**EXTRACTED TEXT**
· · · · ·

Simple example for a head on a pipe like you're asking about would be a system similar to how an outdoor patio umbrella is supported by a table and umbrella stand (only upside down) -- this could be as simple as a "cup" up near the crown of the head (the umbrella stand), and some sort of wall/baffle with a hole (the table) placed lower toward the chin/neck.  This would be a completely mechanical fit that is easily disassembled and requires no adhesives unless you want to make it permanent.  The holes don't even need to be a tight fit, just in the ballpark.  If you don't want permanence, I sometimes like to use poster/wall tack for temporarily holding ceramics in certain situations and as a gasket between pieces built in sections - hot glue sometimes works as well since it doesn't really adhere to ceramics.

 

If the pipe addition is an afterthought on an already fired hollow head, you can still adapt with different methods.  One of my immediate thoughts is to epoxy a "threaded floor flange" up into the crown of the head, and simply thread your pipe on once epoxy is cured.  Another popular method to attach limbs to torso is by use of a flange system and tube/socket connections.  With a tube/socket, you can make the tube (ex: long neck going into collar, tube connection inside shoulder/armpit) extend into the body cavity a little ways, add a hole or two for wire, then simply bailing wire them in place (like tying both arm tubes together - access from neck hole).  If you can't get inside for tying wire like this, there are simple solutions like removable trap doors to get inside for accessing your internal components.  Viola Frey is a good artist to look up regarding clever hidden trap doors and internal bolting/support structure.

· · · · ·

**PARTS OF THE EXERCISE**
A – In the text on mounting a ceramic head on a pipe, which artist does it suggest looking up for hidden trap doors and internal bolting?
B – Print the passage from the text on mounting a ceramic head on a pipe, starting at "Simple example for" and ending at "adhere to ceramics.".
The listing after this text has nothing to do with what you're asked here.

**DATA BLOCK**
· · · · ·

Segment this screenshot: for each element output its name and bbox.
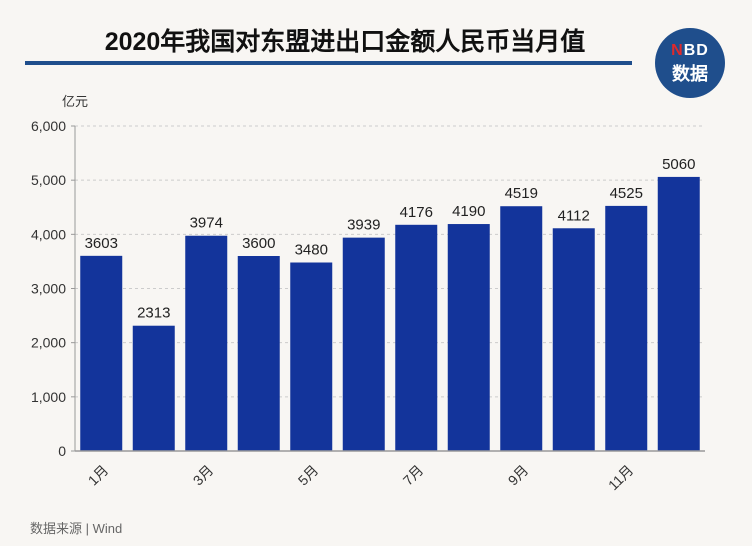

· · · · ·

**RESPONSE LIST**
A – Viola Frey.

B –
Simple example for a head on a pipe like you're asking about would be a system similar to how an outdoor patio umbrella is supported by a table and umbrella stand (only upside down) -- this could be as simple as a "cup" up near the crown of the head (the umbrella stand), and some sort of wall/baffle with a hole (the table) placed lower toward the chin/neck.  This would be a completely mechanical fit that is easily disassembled and requires no adhesives unless you want to make it permanent.  The holes don't even need to be a tight fit, just in the ballpark.  If you don't want permanence, I sometimes like to use poster/wall tack for temporarily holding ceramics in certain situations and as a gasket between pieces built in sections - hot glue sometimes works as well since it doesn't really adhere to ceramics.